- [Exercise inputs]
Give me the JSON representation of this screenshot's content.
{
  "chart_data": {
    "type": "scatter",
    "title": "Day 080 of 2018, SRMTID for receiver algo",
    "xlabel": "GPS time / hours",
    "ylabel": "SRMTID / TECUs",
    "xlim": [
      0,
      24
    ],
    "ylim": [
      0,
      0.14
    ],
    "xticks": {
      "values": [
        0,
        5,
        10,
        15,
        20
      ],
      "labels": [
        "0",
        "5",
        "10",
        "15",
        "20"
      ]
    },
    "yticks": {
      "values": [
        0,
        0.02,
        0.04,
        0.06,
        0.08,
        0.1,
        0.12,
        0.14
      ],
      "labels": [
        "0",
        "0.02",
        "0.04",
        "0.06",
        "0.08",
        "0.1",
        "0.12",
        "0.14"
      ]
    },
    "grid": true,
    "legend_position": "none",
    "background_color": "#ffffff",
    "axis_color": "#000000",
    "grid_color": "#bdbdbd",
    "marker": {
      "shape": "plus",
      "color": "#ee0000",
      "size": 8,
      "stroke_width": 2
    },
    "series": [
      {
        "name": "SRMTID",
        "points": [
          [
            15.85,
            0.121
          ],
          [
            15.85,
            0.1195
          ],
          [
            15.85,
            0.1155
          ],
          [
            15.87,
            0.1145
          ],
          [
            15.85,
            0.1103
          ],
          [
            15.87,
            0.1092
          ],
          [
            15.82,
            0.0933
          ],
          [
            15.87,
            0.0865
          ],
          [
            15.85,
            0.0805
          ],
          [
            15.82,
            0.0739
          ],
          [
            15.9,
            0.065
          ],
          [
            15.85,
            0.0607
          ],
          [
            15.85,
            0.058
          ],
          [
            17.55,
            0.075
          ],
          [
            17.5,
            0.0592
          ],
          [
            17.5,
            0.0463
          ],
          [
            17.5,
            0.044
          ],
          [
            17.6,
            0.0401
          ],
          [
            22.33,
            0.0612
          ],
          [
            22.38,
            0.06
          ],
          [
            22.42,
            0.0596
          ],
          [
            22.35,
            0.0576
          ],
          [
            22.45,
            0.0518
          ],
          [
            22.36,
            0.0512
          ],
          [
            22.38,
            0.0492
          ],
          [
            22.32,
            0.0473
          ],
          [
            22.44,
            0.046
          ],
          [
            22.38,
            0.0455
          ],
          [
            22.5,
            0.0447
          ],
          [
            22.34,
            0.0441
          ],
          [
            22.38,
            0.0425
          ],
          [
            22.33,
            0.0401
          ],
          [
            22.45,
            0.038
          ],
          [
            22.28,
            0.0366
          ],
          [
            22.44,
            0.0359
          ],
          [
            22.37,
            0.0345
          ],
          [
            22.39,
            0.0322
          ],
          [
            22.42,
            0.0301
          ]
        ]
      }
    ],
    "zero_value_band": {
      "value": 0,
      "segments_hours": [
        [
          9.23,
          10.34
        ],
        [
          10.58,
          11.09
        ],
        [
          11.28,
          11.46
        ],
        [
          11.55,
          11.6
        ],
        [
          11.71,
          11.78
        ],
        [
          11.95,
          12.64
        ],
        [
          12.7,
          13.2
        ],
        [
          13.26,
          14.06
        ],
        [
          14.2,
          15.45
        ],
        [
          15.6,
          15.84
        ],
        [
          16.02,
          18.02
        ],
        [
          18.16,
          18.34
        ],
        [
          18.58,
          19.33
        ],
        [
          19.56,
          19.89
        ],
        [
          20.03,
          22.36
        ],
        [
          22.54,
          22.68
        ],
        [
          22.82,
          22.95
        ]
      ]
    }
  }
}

- [Exercise aim] Return all the data above once more, precisely as given.

- [Response to this exercise]
Give me the JSON representation of this screenshot's content.
{
  "chart_data": {
    "type": "scatter",
    "title": "Day 080 of 2018, SRMTID for receiver algo",
    "xlabel": "GPS time / hours",
    "ylabel": "SRMTID / TECUs",
    "xlim": [
      0,
      24
    ],
    "ylim": [
      0,
      0.14
    ],
    "xticks": {
      "values": [
        0,
        5,
        10,
        15,
        20
      ],
      "labels": [
        "0",
        "5",
        "10",
        "15",
        "20"
      ]
    },
    "yticks": {
      "values": [
        0,
        0.02,
        0.04,
        0.06,
        0.08,
        0.1,
        0.12,
        0.14
      ],
      "labels": [
        "0",
        "0.02",
        "0.04",
        "0.06",
        "0.08",
        "0.1",
        "0.12",
        "0.14"
      ]
    },
    "grid": true,
    "legend_position": "none",
    "background_color": "#ffffff",
    "axis_color": "#000000",
    "grid_color": "#bdbdbd",
    "marker": {
      "shape": "plus",
      "color": "#ee0000",
      "size": 8,
      "stroke_width": 2
    },
    "series": [
      {
        "name": "SRMTID",
        "points": [
          [
            15.85,
            0.121
          ],
          [
            15.85,
            0.1195
          ],
          [
            15.85,
            0.1155
          ],
          [
            15.87,
            0.1145
          ],
          [
            15.85,
            0.1103
          ],
          [
            15.87,
            0.1092
          ],
          [
            15.82,
            0.0933
          ],
          [
            15.87,
            0.0865
          ],
          [
            15.85,
            0.0805
          ],
          [
            15.82,
            0.0739
          ],
          [
            15.9,
            0.065
          ],
          [
            15.85,
            0.0607
          ],
          [
            15.85,
            0.058
          ],
          [
            17.55,
            0.075
          ],
          [
            17.5,
            0.0592
          ],
          [
            17.5,
            0.0463
          ],
          [
            17.5,
            0.044
          ],
          [
            17.6,
            0.0401
          ],
          [
            22.33,
            0.0612
          ],
          [
            22.38,
            0.06
          ],
          [
            22.42,
            0.0596
          ],
          [
            22.35,
            0.0576
          ],
          [
            22.45,
            0.0518
          ],
          [
            22.36,
            0.0512
          ],
          [
            22.38,
            0.0492
          ],
          [
            22.32,
            0.0473
          ],
          [
            22.44,
            0.046
          ],
          [
            22.38,
            0.0455
          ],
          [
            22.5,
            0.0447
          ],
          [
            22.34,
            0.0441
          ],
          [
            22.38,
            0.0425
          ],
          [
            22.33,
            0.0401
          ],
          [
            22.45,
            0.038
          ],
          [
            22.28,
            0.0366
          ],
          [
            22.44,
            0.0359
          ],
          [
            22.37,
            0.0345
          ],
          [
            22.39,
            0.0322
          ],
          [
            22.42,
            0.0301
          ]
        ]
      }
    ],
    "zero_value_band": {
      "value": 0,
      "segments_hours": [
        [
          9.23,
          10.34
        ],
        [
          10.58,
          11.09
        ],
        [
          11.28,
          11.46
        ],
        [
          11.55,
          11.6
        ],
        [
          11.71,
          11.78
        ],
        [
          11.95,
          12.64
        ],
        [
          12.7,
          13.2
        ],
        [
          13.26,
          14.06
        ],
        [
          14.2,
          15.45
        ],
        [
          15.6,
          15.84
        ],
        [
          16.02,
          18.02
        ],
        [
          18.16,
          18.34
        ],
        [
          18.58,
          19.33
        ],
        [
          19.56,
          19.89
        ],
        [
          20.03,
          22.36
        ],
        [
          22.54,
          22.68
        ],
        [
          22.82,
          22.95
        ]
      ]
    }
  }
}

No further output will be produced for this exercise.